— Start of Dataset extract —

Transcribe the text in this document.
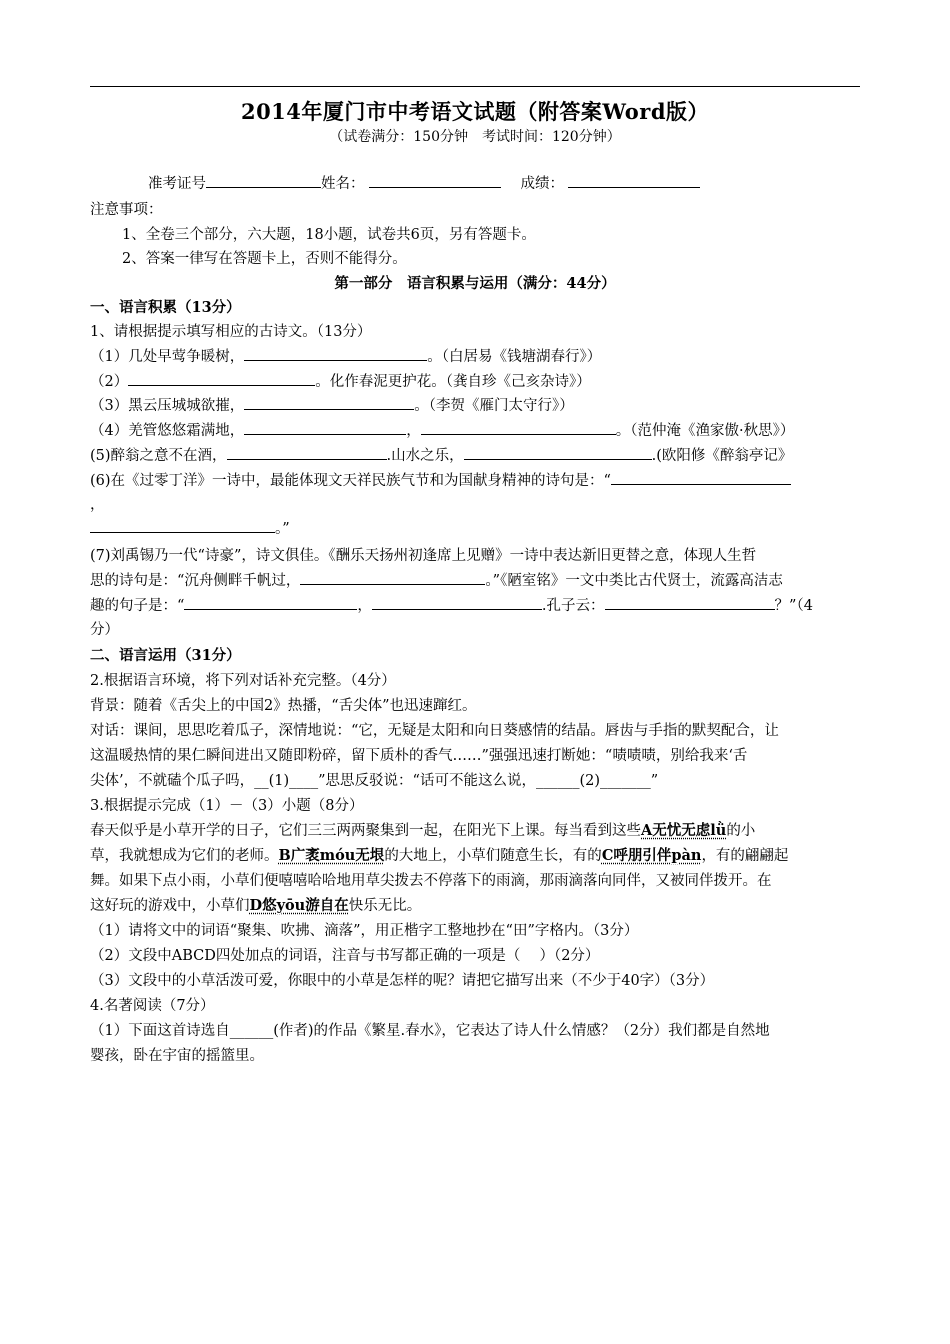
2014年厦门市中考语文试题（附答案Word版）
（试卷满分：150分钟　考试时间：120分钟）
准考证号	姓名：	成绩：
注意事项：
1、全卷三个部分，六大题，18小题，试卷共6页，另有答题卡。
2、答案一律写在答题卡上，否则不能得分。
第一部分　语言积累与运用（满分：44分）
一、语言积累（13分）
1、请根据提示填写相应的古诗文。（13分）
（1）几处早莺争暖树，	。（白居易《钱塘湖春行》）
（2）	。化作春泥更护花。（龚自珍《己亥杂诗》）
（3）黑云压城城欲摧，	。（李贺《雁门太守行》）
（4）羌管悠悠霜满地，	，	。（范仲淹《渔家傲·秋思》）
(5)醉翁之意不在酒，	.山水之乐，	.(欧阳修《醉翁亭记》
(6)在《过零丁洋》一诗中，最能体现文天祥民族气节和为国献身精神的诗句是：“
，
。”
(7)刘禹锡乃一代“诗豪”，诗文俱佳。《酬乐天扬州初逢席上见赠》一诗中表达新旧更替之意，体现人生哲
思的诗句是：“沉舟侧畔千帆过，	。”《陋室铭》一文中类比古代贤士，流露高洁志
趣的句子是：“	，	.孔子云：	？”（4
分）
二、语言运用（31分）
2.根据语言环境，将下列对话补充完整。（4分）
背景：随着《舌尖上的中国2》热播，“舌尖体”也迅速蹿红。
对话：课间，思思吃着瓜子，深情地说：“它，无疑是太阳和向日葵感情的结晶。唇齿与手指的默契配合，让
这温暖热情的果仁瞬间进出又随即粉碎，留下质朴的香气……”强强迅速打断她：“啧啧啧，别给我来‘舌
尖体’，不就磕个瓜子吗，__(1)____”思思反驳说：“话可不能这么说，______(2)_______”
3.根据提示完成（1）－（3）小题（8分）
春天似乎是小草开学的日子，它们三三两两聚集到一起，在阳光下上课。每当看到这些A无忧无虑lǜ的小
草，我就想成为它们的老师。B广袤móu无垠的大地上，小草们随意生长，有的C呼朋引伴pàn，有的翩翩起
舞。如果下点小雨，小草们便嘻嘻哈哈地用草尖拨去不停落下的雨滴，那雨滴落向同伴，又被同伴拨开。在
这好玩的游戏中，小草们D悠yōu游自在快乐无比。
（1）请将文中的词语“聚集、吹拂、滴落”，用正楷字工整地抄在“田”字格内。（3分）
（2）文段中ABCD四处加点的词语，注音与书写都正确的一项是（　 ）（2分）
（3）文段中的小草活泼可爱，你眼中的小草是怎样的呢？请把它描写出来（不少于40字）（3分）
4.名著阅读（7分）
（1）下面这首诗选自______(作者)的作品《繁星.春水》，它表达了诗人什么情感？（2分）我们都是自然地
婴孩，卧在宇宙的摇篮里。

— End of Dataset extract —

* The request: Transcribe the material exactly, keeping every word and none of the pictures.

* Solution to this exercise:
Transcribe the text in this document.
2014年厦门市中考语文试题（附答案Word版）
（试卷满分：150分钟　考试时间：120分钟）
准考证号	姓名：	成绩：
注意事项：
1、全卷三个部分，六大题，18小题，试卷共6页，另有答题卡。
2、答案一律写在答题卡上，否则不能得分。
第一部分　语言积累与运用（满分：44分）
一、语言积累（13分）
1、请根据提示填写相应的古诗文。（13分）
（1）几处早莺争暖树，	。（白居易《钱塘湖春行》）
（2）	。化作春泥更护花。（龚自珍《己亥杂诗》）
（3）黑云压城城欲摧，	。（李贺《雁门太守行》）
（4）羌管悠悠霜满地，	，	。（范仲淹《渔家傲·秋思》）
(5)醉翁之意不在酒，	.山水之乐，	.(欧阳修《醉翁亭记》
(6)在《过零丁洋》一诗中，最能体现文天祥民族气节和为国献身精神的诗句是：“
，
。”
(7)刘禹锡乃一代“诗豪”，诗文俱佳。《酬乐天扬州初逢席上见赠》一诗中表达新旧更替之意，体现人生哲
思的诗句是：“沉舟侧畔千帆过，	。”《陋室铭》一文中类比古代贤士，流露高洁志
趣的句子是：“	，	.孔子云：	？”（4
分）
二、语言运用（31分）
2.根据语言环境，将下列对话补充完整。（4分）
背景：随着《舌尖上的中国2》热播，“舌尖体”也迅速蹿红。
对话：课间，思思吃着瓜子，深情地说：“它，无疑是太阳和向日葵感情的结晶。唇齿与手指的默契配合，让
这温暖热情的果仁瞬间进出又随即粉碎，留下质朴的香气……”强强迅速打断她：“啧啧啧，别给我来‘舌
尖体’，不就磕个瓜子吗，__(1)____”思思反驳说：“话可不能这么说，______(2)_______”
3.根据提示完成（1）－（3）小题（8分）
春天似乎是小草开学的日子，它们三三两两聚集到一起，在阳光下上课。每当看到这些A无忧无虑lǜ的小
草，我就想成为它们的老师。B广袤móu无垠的大地上，小草们随意生长，有的C呼朋引伴pàn，有的翩翩起
舞。如果下点小雨，小草们便嘻嘻哈哈地用草尖拨去不停落下的雨滴，那雨滴落向同伴，又被同伴拨开。在
这好玩的游戏中，小草们D悠yōu游自在快乐无比。
（1）请将文中的词语“聚集、吹拂、滴落”，用正楷字工整地抄在“田”字格内。（3分）
（2）文段中ABCD四处加点的词语，注音与书写都正确的一项是（　 ）（2分）
（3）文段中的小草活泼可爱，你眼中的小草是怎样的呢？请把它描写出来（不少于40字）（3分）
4.名著阅读（7分）
（1）下面这首诗选自______(作者)的作品《繁星.春水》，它表达了诗人什么情感？（2分）我们都是自然地
婴孩，卧在宇宙的摇篮里。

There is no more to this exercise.